___ MATERIAL FOR THE TASK
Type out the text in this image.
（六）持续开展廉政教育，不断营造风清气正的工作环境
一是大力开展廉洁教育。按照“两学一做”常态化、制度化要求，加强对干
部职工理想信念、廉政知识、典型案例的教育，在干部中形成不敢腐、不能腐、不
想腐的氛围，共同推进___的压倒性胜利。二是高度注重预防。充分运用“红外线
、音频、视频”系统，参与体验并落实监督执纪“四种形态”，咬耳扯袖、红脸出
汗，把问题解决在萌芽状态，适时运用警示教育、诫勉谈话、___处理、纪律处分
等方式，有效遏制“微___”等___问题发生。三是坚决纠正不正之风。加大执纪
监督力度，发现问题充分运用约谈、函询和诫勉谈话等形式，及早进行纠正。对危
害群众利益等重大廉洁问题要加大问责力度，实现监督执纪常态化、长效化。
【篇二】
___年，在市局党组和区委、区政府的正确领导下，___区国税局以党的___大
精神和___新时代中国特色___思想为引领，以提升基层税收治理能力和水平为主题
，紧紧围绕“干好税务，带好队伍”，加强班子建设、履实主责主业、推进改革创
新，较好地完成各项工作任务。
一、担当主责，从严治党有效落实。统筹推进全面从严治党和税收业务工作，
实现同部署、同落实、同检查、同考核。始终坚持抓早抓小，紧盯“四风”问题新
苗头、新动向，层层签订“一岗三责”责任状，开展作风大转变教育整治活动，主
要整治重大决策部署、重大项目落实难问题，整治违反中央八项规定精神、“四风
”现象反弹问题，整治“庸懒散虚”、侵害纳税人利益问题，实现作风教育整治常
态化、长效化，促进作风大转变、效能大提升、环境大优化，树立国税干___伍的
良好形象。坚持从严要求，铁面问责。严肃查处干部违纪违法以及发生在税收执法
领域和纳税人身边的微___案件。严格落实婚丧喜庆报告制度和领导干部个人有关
______
Quote each line of the data above exactly as written.

Type out the text in this image.
（六）持续开展廉政教育，不断营造风清气正的工作环境
一是大力开展廉洁教育。按照“两学一做”常态化、制度化要求，加强对干
部职工理想信念、廉政知识、典型案例的教育，在干部中形成不敢腐、不能腐、不
想腐的氛围，共同推进___的压倒性胜利。二是高度注重预防。充分运用“红外线
、音频、视频”系统，参与体验并落实监督执纪“四种形态”，咬耳扯袖、红脸出
汗，把问题解决在萌芽状态，适时运用警示教育、诫勉谈话、___处理、纪律处分
等方式，有效遏制“微___”等___问题发生。三是坚决纠正不正之风。加大执纪
监督力度，发现问题充分运用约谈、函询和诫勉谈话等形式，及早进行纠正。对危
害群众利益等重大廉洁问题要加大问责力度，实现监督执纪常态化、长效化。
【篇二】
___年，在市局党组和区委、区政府的正确领导下，___区国税局以党的___大
精神和___新时代中国特色___思想为引领，以提升基层税收治理能力和水平为主题
，紧紧围绕“干好税务，带好队伍”，加强班子建设、履实主责主业、推进改革创
新，较好地完成各项工作任务。
一、担当主责，从严治党有效落实。统筹推进全面从严治党和税收业务工作，
实现同部署、同落实、同检查、同考核。始终坚持抓早抓小，紧盯“四风”问题新
苗头、新动向，层层签订“一岗三责”责任状，开展作风大转变教育整治活动，主
要整治重大决策部署、重大项目落实难问题，整治违反中央八项规定精神、“四风
”现象反弹问题，整治“庸懒散虚”、侵害纳税人利益问题，实现作风教育整治常
态化、长效化，促进作风大转变、效能大提升、环境大优化，树立国税干___伍的
良好形象。坚持从严要求，铁面问责。严肃查处干部违纪违法以及发生在税收执法
领域和纳税人身边的微___案件。严格落实婚丧喜庆报告制度和领导干部个人有关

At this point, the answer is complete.